> _Inhalt des Datensatzes_:
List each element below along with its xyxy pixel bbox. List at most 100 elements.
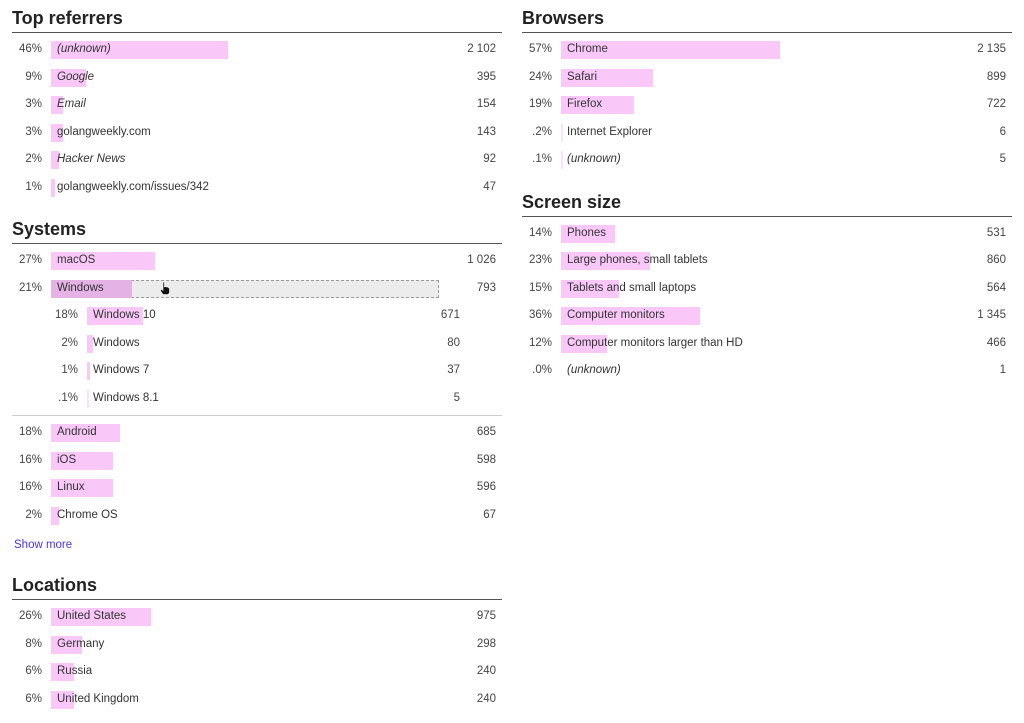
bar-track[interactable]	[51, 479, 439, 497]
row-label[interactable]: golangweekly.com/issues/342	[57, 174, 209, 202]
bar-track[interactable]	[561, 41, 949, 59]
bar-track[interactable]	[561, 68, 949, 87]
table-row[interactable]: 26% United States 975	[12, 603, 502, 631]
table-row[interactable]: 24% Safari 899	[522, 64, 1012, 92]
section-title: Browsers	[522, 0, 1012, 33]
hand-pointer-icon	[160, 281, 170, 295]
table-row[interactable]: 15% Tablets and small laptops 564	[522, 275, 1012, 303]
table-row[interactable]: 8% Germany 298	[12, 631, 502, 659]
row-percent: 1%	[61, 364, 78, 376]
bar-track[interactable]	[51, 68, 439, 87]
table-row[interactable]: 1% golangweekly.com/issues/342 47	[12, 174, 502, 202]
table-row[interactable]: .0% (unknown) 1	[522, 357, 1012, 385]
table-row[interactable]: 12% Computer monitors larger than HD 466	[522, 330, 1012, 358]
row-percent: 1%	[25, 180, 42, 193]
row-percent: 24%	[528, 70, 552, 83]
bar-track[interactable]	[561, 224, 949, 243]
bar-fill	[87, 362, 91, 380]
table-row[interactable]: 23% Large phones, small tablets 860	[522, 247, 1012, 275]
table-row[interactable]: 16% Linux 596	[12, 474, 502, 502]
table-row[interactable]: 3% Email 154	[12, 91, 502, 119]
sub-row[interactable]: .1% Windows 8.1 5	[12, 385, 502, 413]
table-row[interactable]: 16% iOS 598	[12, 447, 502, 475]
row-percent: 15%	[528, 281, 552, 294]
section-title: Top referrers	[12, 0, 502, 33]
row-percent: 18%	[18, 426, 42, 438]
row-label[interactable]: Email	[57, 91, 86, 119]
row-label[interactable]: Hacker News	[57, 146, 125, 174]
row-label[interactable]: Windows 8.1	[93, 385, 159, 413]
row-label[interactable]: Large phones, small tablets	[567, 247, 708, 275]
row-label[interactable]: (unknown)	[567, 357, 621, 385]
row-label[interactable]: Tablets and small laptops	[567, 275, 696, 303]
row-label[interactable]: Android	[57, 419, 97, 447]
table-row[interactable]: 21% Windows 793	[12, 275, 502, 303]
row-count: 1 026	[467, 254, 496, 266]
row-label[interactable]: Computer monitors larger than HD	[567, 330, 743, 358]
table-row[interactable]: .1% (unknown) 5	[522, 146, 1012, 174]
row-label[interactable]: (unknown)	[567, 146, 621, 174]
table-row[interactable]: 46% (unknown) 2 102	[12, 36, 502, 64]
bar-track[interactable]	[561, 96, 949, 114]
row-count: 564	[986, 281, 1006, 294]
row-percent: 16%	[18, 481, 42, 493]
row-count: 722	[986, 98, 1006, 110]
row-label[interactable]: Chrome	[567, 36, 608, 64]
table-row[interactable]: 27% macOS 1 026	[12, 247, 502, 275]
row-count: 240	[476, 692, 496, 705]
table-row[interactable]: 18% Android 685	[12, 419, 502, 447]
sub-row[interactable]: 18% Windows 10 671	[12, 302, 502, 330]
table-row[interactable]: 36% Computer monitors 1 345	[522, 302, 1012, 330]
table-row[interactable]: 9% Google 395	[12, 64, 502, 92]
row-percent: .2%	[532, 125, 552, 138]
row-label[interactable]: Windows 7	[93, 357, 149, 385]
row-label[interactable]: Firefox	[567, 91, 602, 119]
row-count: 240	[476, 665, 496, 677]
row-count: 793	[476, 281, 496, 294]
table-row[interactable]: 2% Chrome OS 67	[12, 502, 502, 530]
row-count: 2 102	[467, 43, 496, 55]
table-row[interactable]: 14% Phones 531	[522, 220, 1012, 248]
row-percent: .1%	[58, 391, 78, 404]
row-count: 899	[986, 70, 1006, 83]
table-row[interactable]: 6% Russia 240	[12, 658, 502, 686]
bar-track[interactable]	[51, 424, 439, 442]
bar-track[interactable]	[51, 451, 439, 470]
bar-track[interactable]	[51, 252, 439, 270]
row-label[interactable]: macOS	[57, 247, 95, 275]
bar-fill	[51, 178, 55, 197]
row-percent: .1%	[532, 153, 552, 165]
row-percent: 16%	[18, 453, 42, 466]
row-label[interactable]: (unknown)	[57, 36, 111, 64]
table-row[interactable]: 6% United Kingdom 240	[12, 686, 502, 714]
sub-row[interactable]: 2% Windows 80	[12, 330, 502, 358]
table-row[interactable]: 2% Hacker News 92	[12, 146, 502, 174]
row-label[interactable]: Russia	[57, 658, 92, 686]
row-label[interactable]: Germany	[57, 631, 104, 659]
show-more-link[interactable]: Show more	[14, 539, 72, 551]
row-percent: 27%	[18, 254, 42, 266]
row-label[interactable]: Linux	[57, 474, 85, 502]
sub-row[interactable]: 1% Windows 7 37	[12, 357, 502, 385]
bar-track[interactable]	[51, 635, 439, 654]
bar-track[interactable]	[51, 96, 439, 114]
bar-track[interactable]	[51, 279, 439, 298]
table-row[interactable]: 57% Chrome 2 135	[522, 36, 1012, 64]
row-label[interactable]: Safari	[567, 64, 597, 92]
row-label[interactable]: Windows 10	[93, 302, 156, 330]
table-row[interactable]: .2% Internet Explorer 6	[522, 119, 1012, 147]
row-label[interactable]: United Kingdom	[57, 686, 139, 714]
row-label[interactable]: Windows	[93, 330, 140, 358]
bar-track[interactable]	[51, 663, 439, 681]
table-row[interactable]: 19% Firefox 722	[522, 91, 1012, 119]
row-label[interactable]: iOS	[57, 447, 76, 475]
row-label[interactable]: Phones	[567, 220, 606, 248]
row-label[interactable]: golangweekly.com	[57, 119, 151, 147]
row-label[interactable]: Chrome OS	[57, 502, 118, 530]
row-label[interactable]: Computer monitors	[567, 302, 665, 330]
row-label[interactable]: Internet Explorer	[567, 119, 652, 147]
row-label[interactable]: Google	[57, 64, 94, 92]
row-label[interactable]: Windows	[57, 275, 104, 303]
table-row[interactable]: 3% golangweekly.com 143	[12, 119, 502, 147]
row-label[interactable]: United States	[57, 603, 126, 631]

> _Aufgabendetails_:
Zeige jede Zeile oben, in der das Wort „section“ vorkommt, vollständig an. Achte dabei auf Groß- und Kleinschreibung.

> _Lösung der Aufgabe_:
section-title: Browsers	[522, 0, 1012, 33]
section-title: Top referrers	[12, 0, 502, 33]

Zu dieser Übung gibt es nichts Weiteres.